> WHAT THE TASK REQUIRES: From the material below, list every line containing "frac".

◇ ◇ ◇ ◇

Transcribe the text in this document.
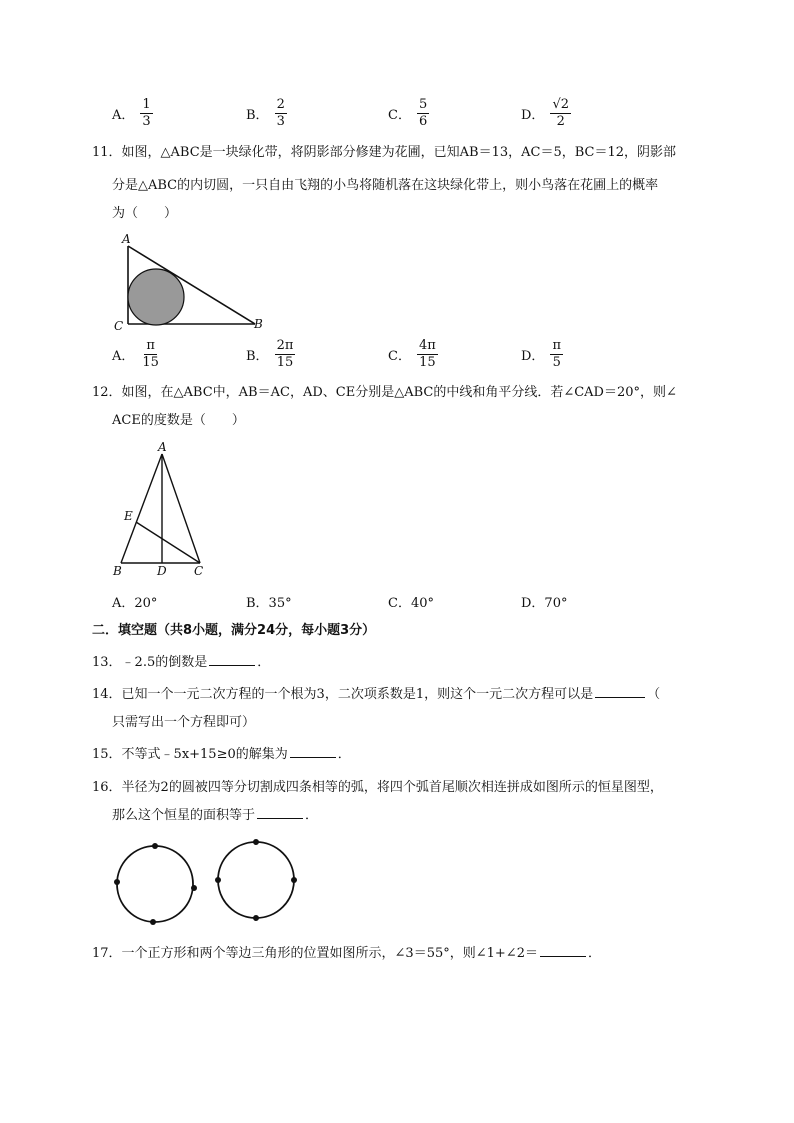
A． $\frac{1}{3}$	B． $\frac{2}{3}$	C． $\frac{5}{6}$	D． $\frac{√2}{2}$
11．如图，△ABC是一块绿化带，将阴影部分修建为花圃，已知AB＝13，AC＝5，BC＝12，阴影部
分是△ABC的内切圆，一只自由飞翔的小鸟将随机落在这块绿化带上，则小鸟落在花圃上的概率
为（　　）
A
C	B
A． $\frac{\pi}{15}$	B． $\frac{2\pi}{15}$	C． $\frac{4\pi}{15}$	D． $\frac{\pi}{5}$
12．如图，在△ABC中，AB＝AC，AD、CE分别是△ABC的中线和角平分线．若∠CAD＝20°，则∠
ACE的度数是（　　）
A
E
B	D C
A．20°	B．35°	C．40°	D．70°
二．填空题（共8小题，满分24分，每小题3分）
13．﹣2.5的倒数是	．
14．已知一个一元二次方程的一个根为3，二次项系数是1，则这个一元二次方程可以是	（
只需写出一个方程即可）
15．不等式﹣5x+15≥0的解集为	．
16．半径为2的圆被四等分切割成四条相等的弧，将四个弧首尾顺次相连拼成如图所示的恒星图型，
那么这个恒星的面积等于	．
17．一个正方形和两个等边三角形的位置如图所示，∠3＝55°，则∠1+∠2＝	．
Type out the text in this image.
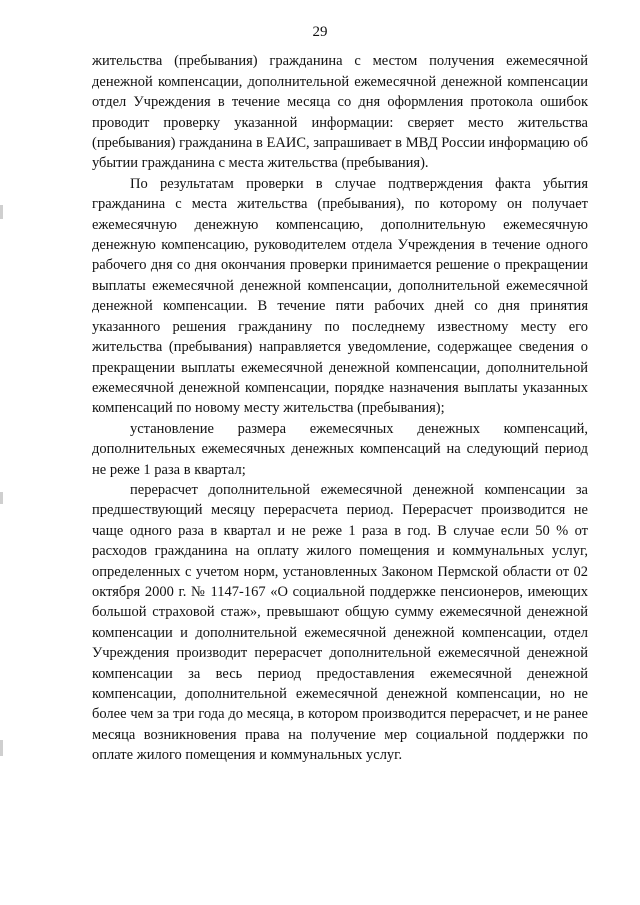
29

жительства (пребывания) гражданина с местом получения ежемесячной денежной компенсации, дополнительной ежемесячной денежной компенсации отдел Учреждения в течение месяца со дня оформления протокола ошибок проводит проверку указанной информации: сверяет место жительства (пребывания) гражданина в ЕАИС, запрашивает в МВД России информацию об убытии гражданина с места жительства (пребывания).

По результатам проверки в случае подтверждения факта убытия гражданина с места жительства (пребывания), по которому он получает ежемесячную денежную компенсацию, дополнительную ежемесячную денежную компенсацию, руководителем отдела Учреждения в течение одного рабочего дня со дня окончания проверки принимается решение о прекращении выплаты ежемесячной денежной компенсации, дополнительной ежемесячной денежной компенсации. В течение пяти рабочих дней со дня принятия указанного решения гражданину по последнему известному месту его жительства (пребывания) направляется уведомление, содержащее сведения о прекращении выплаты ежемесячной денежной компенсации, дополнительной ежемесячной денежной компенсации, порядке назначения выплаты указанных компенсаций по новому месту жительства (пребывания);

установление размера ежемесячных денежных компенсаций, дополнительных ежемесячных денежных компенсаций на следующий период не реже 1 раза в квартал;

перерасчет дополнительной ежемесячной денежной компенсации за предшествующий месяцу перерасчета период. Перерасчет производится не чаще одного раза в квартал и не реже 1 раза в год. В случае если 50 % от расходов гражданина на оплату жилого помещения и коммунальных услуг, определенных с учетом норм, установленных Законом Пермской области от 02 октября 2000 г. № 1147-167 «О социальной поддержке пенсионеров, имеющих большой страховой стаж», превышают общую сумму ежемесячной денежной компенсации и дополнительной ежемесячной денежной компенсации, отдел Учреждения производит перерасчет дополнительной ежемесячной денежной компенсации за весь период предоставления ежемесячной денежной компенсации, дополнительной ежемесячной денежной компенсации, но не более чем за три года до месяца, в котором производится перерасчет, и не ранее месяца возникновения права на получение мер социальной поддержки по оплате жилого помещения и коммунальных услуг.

◇ ◇ ◇ ◇

> REPLY:
A． $\frac{1}{3}$	B． $\frac{2}{3}$	C． $\frac{5}{6}$	D． $\frac{√2}{2}$
A． $\frac{\pi}{15}$	B． $\frac{2\pi}{15}$	C． $\frac{4\pi}{15}$	D． $\frac{\pi}{5}$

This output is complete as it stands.